Word for word, set down the records and skip each picture.
=== Exercise material ===
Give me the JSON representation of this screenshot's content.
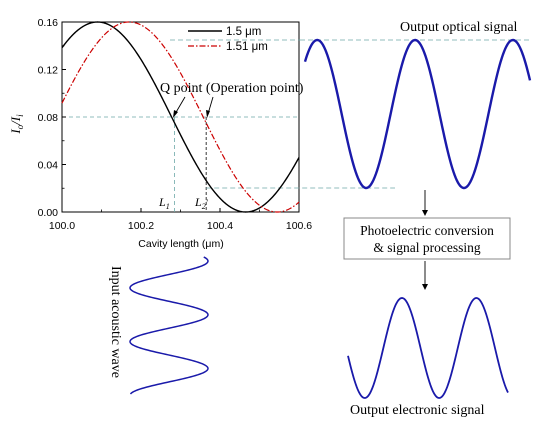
{
  "chart_data": {
    "type": "line",
    "xlabel": "Cavity length (μm)",
    "ylabel_main": "I",
    "ylabel_sub1": "o",
    "ylabel_slash": "/",
    "ylabel_sub2": "i",
    "xlim": [
      100.0,
      100.6
    ],
    "ylim": [
      0.0,
      0.16
    ],
    "x_ticks": [
      "100.0",
      "100.2",
      "100.4",
      "100.6"
    ],
    "y_ticks": [
      "0.00",
      "0.04",
      "0.08",
      "0.12",
      "0.16"
    ],
    "series": [
      {
        "name": "1.5  μm",
        "color": "#000000",
        "dash": "solid",
        "peak_x": 100.09,
        "period": 0.75,
        "mean": 0.08,
        "amplitude": 0.08
      },
      {
        "name": "1.51  μm",
        "color": "#cc0000",
        "dash": "dash-dot",
        "peak_x": 100.17,
        "period": 0.75,
        "mean": 0.08,
        "amplitude": 0.08
      }
    ],
    "q_point_label": "Q point (Operation point)",
    "q_point_x": [
      100.285,
      100.365
    ],
    "q_point_y": 0.08,
    "l1_label": "L",
    "l1_sub": "1",
    "l2_label": "L",
    "l2_sub": "2",
    "l2_prime": "'"
  },
  "labels": {
    "output_optical": "Output optical signal",
    "photo_line1": "Photoelectric conversion",
    "photo_line2": "& signal processing",
    "input_acoustic": "Input acoustic wave",
    "output_electronic": "Output electronic signal"
  },
  "colors": {
    "wave": "#1a1aaa",
    "guide": "#6fa8a8",
    "red": "#cc0000",
    "black": "#000000"
  }
}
===
→ Full answer
Give me the JSON representation of this screenshot's content.
{
  "chart_data": {
    "type": "line",
    "xlabel": "Cavity length (μm)",
    "ylabel_main": "I",
    "ylabel_sub1": "o",
    "ylabel_slash": "/",
    "ylabel_sub2": "i",
    "xlim": [
      100.0,
      100.6
    ],
    "ylim": [
      0.0,
      0.16
    ],
    "x_ticks": [
      "100.0",
      "100.2",
      "100.4",
      "100.6"
    ],
    "y_ticks": [
      "0.00",
      "0.04",
      "0.08",
      "0.12",
      "0.16"
    ],
    "series": [
      {
        "name": "1.5  μm",
        "color": "#000000",
        "dash": "solid",
        "peak_x": 100.09,
        "period": 0.75,
        "mean": 0.08,
        "amplitude": 0.08
      },
      {
        "name": "1.51  μm",
        "color": "#cc0000",
        "dash": "dash-dot",
        "peak_x": 100.17,
        "period": 0.75,
        "mean": 0.08,
        "amplitude": 0.08
      }
    ],
    "q_point_label": "Q point (Operation point)",
    "q_point_x": [
      100.285,
      100.365
    ],
    "q_point_y": 0.08,
    "l1_label": "L",
    "l1_sub": "1",
    "l2_label": "L",
    "l2_sub": "2",
    "l2_prime": "'"
  },
  "labels": {
    "output_optical": "Output optical signal",
    "photo_line1": "Photoelectric conversion",
    "photo_line2": "& signal processing",
    "input_acoustic": "Input acoustic wave",
    "output_electronic": "Output electronic signal"
  },
  "colors": {
    "wave": "#1a1aaa",
    "guide": "#6fa8a8",
    "red": "#cc0000",
    "black": "#000000"
  }
}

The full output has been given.